**ROWS:**
══════════════════════════════

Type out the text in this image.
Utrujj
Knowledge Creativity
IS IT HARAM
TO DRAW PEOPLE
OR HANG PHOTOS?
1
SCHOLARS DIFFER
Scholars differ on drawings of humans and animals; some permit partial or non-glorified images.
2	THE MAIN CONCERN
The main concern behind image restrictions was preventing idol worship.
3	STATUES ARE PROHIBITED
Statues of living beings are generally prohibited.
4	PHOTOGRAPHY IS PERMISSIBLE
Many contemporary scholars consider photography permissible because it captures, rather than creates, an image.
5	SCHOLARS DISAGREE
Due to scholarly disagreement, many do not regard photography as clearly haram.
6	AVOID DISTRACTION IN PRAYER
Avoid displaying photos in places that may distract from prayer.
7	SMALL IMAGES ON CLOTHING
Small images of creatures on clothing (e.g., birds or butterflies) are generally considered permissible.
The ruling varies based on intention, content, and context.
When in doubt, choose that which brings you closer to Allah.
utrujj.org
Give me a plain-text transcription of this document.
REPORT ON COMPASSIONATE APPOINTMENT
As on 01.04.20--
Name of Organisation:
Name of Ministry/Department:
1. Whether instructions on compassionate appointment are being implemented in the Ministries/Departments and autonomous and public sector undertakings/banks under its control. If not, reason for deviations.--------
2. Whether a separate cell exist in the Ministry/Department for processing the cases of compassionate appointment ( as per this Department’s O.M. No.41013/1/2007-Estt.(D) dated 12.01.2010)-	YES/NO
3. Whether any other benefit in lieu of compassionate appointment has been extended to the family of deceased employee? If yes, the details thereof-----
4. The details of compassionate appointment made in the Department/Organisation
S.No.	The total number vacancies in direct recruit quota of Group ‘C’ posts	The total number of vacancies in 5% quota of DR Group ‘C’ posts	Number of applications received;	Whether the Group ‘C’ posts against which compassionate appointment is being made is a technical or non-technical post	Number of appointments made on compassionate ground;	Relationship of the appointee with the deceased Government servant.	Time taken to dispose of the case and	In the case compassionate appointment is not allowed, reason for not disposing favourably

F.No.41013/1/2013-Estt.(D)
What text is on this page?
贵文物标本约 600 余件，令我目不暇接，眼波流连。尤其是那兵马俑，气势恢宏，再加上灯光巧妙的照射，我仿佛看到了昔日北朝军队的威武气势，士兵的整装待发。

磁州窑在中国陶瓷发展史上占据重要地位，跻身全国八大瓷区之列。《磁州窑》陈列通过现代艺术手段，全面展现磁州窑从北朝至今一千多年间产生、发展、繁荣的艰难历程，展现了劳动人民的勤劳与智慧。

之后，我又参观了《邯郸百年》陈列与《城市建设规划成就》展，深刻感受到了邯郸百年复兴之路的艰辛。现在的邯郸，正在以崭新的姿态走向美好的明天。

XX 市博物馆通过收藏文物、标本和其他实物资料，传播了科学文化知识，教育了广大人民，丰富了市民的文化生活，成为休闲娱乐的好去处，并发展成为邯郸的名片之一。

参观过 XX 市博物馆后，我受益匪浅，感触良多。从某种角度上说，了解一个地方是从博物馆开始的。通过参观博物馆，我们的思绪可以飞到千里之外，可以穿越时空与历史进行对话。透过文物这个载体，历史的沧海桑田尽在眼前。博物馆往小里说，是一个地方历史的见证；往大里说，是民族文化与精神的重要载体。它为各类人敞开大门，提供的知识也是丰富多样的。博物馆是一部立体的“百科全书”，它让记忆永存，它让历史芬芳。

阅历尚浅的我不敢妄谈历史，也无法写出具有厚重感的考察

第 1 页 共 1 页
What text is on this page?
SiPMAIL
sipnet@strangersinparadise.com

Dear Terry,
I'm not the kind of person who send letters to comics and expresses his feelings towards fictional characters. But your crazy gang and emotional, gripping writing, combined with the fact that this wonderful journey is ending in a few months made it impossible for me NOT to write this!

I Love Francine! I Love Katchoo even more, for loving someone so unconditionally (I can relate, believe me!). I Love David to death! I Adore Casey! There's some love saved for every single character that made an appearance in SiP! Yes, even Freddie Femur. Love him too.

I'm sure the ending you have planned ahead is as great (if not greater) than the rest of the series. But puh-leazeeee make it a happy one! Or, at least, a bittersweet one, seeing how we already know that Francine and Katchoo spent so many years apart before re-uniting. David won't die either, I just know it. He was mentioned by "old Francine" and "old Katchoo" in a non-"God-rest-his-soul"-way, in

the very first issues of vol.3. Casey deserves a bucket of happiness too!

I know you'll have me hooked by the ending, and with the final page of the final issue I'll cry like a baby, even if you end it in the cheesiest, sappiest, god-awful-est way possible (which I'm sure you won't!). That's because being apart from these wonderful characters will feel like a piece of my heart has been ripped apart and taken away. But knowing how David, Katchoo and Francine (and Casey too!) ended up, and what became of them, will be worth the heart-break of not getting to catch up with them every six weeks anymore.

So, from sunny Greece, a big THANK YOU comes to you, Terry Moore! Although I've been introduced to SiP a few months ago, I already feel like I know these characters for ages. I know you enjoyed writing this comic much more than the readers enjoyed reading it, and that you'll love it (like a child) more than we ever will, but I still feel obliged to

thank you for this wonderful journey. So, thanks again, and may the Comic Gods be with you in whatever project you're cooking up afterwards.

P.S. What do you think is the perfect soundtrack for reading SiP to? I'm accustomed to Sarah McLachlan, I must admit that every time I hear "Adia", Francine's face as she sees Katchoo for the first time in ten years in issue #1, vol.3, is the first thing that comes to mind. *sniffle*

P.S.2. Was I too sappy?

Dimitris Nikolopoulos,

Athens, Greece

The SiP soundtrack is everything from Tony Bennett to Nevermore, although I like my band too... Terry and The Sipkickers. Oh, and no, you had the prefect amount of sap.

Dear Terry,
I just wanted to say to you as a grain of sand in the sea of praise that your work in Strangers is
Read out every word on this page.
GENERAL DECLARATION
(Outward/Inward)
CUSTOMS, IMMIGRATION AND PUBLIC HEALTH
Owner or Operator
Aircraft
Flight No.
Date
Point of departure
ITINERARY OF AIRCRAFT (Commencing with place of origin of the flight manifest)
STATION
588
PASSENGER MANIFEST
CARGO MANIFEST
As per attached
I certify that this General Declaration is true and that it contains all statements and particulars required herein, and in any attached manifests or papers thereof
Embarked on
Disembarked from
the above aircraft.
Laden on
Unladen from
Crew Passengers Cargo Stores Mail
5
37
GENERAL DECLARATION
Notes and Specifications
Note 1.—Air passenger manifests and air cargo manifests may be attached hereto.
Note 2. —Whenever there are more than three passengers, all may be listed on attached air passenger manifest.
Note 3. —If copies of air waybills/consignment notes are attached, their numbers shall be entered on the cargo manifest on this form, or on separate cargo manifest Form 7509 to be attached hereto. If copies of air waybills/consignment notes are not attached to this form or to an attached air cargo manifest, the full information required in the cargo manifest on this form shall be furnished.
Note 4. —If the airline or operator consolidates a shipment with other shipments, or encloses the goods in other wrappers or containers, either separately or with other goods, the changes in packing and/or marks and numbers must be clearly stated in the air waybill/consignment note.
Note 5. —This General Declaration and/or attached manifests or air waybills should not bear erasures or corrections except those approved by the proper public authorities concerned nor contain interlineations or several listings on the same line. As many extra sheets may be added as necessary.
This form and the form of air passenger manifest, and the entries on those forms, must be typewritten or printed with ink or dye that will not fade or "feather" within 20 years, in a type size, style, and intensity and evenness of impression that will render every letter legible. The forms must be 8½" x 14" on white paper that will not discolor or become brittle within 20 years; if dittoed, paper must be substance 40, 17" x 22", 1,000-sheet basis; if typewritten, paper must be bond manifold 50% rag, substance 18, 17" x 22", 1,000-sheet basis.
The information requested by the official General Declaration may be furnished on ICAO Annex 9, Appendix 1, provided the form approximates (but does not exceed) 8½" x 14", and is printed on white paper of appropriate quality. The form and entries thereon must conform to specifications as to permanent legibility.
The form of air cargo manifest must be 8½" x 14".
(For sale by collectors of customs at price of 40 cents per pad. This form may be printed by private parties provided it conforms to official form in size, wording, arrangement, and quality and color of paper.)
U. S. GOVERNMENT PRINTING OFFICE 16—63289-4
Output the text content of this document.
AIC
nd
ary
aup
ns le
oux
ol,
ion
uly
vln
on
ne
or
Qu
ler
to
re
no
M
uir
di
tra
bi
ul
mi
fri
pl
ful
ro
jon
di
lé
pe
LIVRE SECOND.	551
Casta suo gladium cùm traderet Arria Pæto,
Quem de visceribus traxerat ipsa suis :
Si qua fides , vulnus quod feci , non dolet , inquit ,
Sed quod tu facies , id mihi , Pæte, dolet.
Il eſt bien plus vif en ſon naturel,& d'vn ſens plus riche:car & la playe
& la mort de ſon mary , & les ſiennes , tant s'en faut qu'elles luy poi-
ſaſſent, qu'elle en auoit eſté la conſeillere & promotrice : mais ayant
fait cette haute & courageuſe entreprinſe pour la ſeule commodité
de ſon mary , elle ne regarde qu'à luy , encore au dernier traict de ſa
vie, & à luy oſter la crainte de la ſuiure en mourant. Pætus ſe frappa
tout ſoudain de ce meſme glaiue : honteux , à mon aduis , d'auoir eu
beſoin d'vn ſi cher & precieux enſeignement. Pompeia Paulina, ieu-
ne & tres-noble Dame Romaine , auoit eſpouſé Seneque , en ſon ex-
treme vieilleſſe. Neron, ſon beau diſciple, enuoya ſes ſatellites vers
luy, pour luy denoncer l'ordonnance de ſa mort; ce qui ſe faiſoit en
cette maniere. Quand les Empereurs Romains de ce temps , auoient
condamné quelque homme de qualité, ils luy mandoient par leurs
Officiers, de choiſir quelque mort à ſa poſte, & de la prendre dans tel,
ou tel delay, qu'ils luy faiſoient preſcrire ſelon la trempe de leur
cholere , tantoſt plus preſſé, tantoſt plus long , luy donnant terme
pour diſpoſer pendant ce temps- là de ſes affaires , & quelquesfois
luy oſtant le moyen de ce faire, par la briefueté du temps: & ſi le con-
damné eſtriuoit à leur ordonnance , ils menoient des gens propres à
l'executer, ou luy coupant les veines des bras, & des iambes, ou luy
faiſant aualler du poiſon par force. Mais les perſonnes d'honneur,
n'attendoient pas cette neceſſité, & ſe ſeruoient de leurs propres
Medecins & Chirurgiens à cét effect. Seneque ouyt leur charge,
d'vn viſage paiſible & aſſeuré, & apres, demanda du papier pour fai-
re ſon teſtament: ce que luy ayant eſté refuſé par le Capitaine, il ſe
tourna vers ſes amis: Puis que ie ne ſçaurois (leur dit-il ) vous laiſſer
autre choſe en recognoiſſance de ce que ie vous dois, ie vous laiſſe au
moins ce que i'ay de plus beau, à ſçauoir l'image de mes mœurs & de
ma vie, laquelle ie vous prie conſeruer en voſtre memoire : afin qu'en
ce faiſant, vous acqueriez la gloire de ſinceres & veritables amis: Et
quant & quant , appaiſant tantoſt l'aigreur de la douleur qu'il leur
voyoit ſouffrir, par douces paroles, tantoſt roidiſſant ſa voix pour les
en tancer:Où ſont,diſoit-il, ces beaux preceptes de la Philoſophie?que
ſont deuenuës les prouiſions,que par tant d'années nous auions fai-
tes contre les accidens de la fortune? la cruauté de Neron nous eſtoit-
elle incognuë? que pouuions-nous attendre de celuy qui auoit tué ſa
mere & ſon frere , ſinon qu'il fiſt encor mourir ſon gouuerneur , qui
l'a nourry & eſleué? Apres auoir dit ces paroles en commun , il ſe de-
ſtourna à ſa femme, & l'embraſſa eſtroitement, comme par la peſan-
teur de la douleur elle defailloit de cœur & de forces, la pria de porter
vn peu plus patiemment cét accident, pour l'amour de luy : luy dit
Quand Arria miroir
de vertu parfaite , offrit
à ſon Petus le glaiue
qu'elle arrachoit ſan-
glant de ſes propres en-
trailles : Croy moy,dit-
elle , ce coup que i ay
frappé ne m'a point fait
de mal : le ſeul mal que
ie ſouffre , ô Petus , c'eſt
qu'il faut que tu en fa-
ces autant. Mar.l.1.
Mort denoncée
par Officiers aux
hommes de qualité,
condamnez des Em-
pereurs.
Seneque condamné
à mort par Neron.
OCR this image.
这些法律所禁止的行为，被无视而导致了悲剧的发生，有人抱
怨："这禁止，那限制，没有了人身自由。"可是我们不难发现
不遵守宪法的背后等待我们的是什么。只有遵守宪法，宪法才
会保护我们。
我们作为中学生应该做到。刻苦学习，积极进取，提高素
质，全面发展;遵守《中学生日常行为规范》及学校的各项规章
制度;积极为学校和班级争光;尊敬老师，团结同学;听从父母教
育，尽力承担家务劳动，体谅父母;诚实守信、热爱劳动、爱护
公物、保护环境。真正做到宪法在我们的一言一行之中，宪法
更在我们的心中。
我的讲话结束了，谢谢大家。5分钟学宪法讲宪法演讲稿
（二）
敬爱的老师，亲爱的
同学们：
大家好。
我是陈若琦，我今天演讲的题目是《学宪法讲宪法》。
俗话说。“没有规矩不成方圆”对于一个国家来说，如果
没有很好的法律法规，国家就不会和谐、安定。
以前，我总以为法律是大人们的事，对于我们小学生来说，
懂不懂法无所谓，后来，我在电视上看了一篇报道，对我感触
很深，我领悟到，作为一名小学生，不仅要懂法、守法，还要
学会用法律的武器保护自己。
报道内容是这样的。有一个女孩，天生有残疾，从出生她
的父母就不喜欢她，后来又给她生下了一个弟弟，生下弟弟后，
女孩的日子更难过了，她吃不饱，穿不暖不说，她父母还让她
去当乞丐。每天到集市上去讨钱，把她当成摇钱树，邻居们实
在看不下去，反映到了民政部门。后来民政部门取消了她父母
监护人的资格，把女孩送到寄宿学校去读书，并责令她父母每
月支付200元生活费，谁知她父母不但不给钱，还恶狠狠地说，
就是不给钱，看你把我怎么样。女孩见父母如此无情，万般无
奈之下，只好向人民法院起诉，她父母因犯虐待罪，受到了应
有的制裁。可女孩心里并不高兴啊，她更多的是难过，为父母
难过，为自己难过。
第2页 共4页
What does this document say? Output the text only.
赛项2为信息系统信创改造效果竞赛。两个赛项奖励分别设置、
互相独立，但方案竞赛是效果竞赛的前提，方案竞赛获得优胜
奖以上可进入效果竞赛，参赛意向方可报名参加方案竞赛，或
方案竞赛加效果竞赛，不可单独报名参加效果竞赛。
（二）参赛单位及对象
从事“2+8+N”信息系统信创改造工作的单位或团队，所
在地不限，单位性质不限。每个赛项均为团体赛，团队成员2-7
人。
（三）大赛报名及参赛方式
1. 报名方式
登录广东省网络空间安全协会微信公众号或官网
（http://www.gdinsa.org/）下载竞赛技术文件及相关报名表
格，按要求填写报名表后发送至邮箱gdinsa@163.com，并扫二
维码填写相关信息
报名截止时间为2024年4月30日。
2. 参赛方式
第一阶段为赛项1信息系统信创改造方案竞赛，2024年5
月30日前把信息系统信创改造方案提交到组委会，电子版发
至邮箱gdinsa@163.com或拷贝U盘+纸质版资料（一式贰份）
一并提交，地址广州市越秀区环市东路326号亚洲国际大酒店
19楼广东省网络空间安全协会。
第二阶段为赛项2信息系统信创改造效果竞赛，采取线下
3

══════════════════════════════

**DIRECTIONS FOR THIS TASK:** From the data above, copy each line that has the string "Organisation".

**EXPECTED OUTPUT:**
Name of Organisation:
4. The details of compassionate appointment made in the Department/Organisation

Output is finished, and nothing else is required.